### Input
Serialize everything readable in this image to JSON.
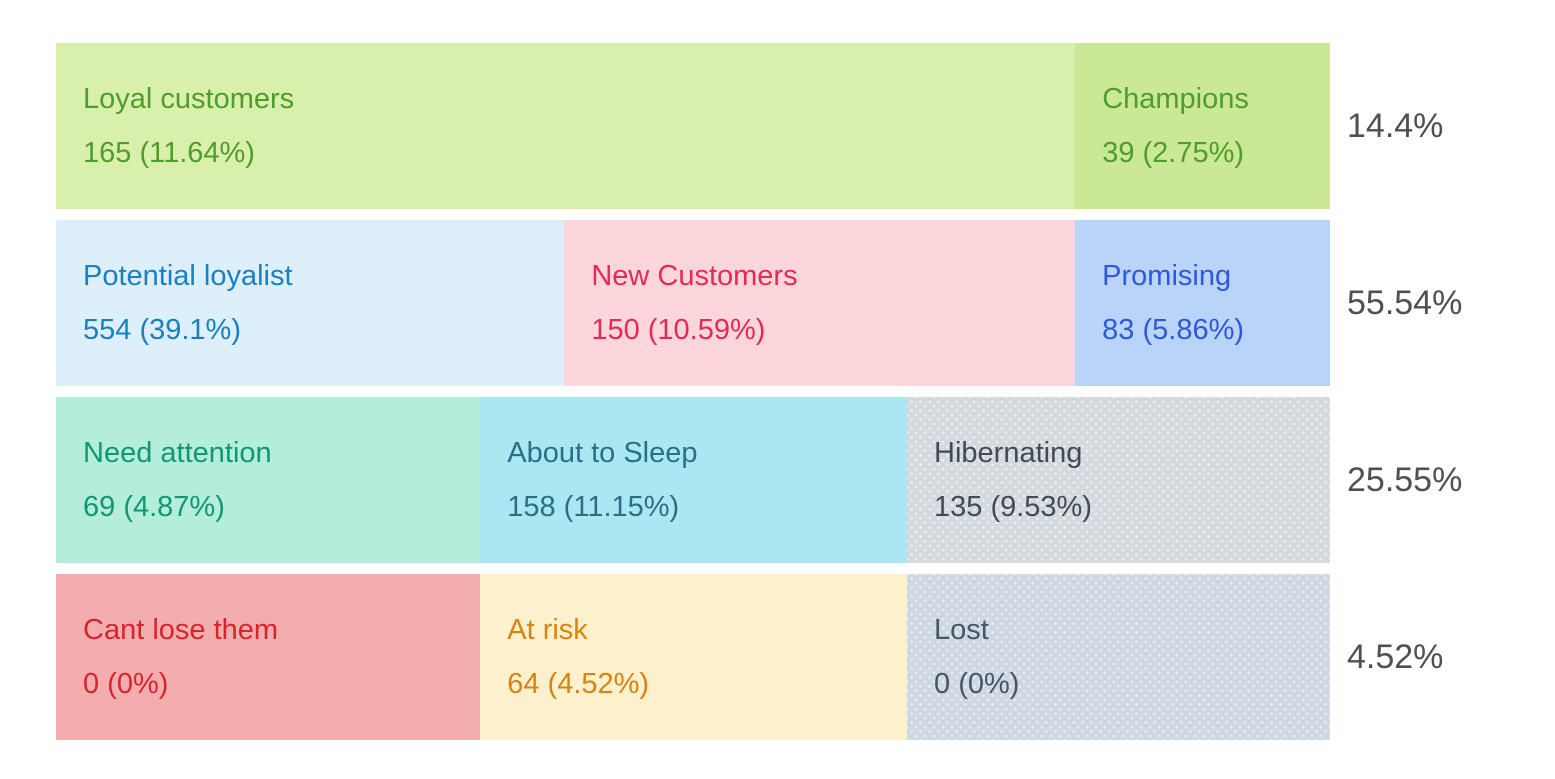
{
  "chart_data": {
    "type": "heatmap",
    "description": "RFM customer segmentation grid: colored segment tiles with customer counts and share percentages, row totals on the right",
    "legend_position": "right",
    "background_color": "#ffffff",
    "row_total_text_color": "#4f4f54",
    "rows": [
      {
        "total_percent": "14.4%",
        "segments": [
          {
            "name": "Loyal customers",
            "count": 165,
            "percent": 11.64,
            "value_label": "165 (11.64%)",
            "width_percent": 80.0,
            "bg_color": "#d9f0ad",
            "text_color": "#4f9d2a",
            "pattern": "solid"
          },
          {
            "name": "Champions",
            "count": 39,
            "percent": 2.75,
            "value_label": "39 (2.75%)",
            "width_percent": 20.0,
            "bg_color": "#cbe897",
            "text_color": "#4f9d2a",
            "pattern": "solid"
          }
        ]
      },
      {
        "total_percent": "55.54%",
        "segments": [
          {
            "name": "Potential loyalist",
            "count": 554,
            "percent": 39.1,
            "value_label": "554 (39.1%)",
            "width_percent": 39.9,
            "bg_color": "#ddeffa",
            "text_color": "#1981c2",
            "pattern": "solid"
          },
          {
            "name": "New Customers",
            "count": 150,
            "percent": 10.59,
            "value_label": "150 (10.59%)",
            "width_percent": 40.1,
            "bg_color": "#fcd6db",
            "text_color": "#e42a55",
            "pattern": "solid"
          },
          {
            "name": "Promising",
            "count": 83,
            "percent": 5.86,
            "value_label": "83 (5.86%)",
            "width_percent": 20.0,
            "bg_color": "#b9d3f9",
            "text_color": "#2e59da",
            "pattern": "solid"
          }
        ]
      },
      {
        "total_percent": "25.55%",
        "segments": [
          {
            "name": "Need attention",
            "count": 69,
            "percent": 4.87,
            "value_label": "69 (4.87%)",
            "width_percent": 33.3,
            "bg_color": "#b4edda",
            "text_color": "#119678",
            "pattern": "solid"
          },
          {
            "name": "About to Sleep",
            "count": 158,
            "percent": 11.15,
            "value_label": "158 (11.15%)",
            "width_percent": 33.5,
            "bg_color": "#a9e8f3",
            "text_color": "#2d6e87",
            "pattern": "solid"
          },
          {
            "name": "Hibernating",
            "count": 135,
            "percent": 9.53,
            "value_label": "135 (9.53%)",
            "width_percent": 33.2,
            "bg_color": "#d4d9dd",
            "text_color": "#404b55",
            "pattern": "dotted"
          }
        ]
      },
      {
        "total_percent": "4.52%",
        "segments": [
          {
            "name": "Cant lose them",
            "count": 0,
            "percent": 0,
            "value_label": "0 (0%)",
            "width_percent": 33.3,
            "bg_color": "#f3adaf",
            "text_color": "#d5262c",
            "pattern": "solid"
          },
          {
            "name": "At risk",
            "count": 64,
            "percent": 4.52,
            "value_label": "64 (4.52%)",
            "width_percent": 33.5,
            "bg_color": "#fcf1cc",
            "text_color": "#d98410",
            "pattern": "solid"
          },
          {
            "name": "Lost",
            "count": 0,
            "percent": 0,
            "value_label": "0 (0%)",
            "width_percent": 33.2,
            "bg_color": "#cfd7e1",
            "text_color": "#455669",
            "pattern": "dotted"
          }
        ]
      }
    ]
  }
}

### Given task
Reproduce the material in full, word for word, and omit the pictures.

### Solution below
Serialize everything readable in this image to JSON.
{
  "chart_data": {
    "type": "heatmap",
    "description": "RFM customer segmentation grid: colored segment tiles with customer counts and share percentages, row totals on the right",
    "legend_position": "right",
    "background_color": "#ffffff",
    "row_total_text_color": "#4f4f54",
    "rows": [
      {
        "total_percent": "14.4%",
        "segments": [
          {
            "name": "Loyal customers",
            "count": 165,
            "percent": 11.64,
            "value_label": "165 (11.64%)",
            "width_percent": 80.0,
            "bg_color": "#d9f0ad",
            "text_color": "#4f9d2a",
            "pattern": "solid"
          },
          {
            "name": "Champions",
            "count": 39,
            "percent": 2.75,
            "value_label": "39 (2.75%)",
            "width_percent": 20.0,
            "bg_color": "#cbe897",
            "text_color": "#4f9d2a",
            "pattern": "solid"
          }
        ]
      },
      {
        "total_percent": "55.54%",
        "segments": [
          {
            "name": "Potential loyalist",
            "count": 554,
            "percent": 39.1,
            "value_label": "554 (39.1%)",
            "width_percent": 39.9,
            "bg_color": "#ddeffa",
            "text_color": "#1981c2",
            "pattern": "solid"
          },
          {
            "name": "New Customers",
            "count": 150,
            "percent": 10.59,
            "value_label": "150 (10.59%)",
            "width_percent": 40.1,
            "bg_color": "#fcd6db",
            "text_color": "#e42a55",
            "pattern": "solid"
          },
          {
            "name": "Promising",
            "count": 83,
            "percent": 5.86,
            "value_label": "83 (5.86%)",
            "width_percent": 20.0,
            "bg_color": "#b9d3f9",
            "text_color": "#2e59da",
            "pattern": "solid"
          }
        ]
      },
      {
        "total_percent": "25.55%",
        "segments": [
          {
            "name": "Need attention",
            "count": 69,
            "percent": 4.87,
            "value_label": "69 (4.87%)",
            "width_percent": 33.3,
            "bg_color": "#b4edda",
            "text_color": "#119678",
            "pattern": "solid"
          },
          {
            "name": "About to Sleep",
            "count": 158,
            "percent": 11.15,
            "value_label": "158 (11.15%)",
            "width_percent": 33.5,
            "bg_color": "#a9e8f3",
            "text_color": "#2d6e87",
            "pattern": "solid"
          },
          {
            "name": "Hibernating",
            "count": 135,
            "percent": 9.53,
            "value_label": "135 (9.53%)",
            "width_percent": 33.2,
            "bg_color": "#d4d9dd",
            "text_color": "#404b55",
            "pattern": "dotted"
          }
        ]
      },
      {
        "total_percent": "4.52%",
        "segments": [
          {
            "name": "Cant lose them",
            "count": 0,
            "percent": 0,
            "value_label": "0 (0%)",
            "width_percent": 33.3,
            "bg_color": "#f3adaf",
            "text_color": "#d5262c",
            "pattern": "solid"
          },
          {
            "name": "At risk",
            "count": 64,
            "percent": 4.52,
            "value_label": "64 (4.52%)",
            "width_percent": 33.5,
            "bg_color": "#fcf1cc",
            "text_color": "#d98410",
            "pattern": "solid"
          },
          {
            "name": "Lost",
            "count": 0,
            "percent": 0,
            "value_label": "0 (0%)",
            "width_percent": 33.2,
            "bg_color": "#cfd7e1",
            "text_color": "#455669",
            "pattern": "dotted"
          }
        ]
      }
    ]
  }
}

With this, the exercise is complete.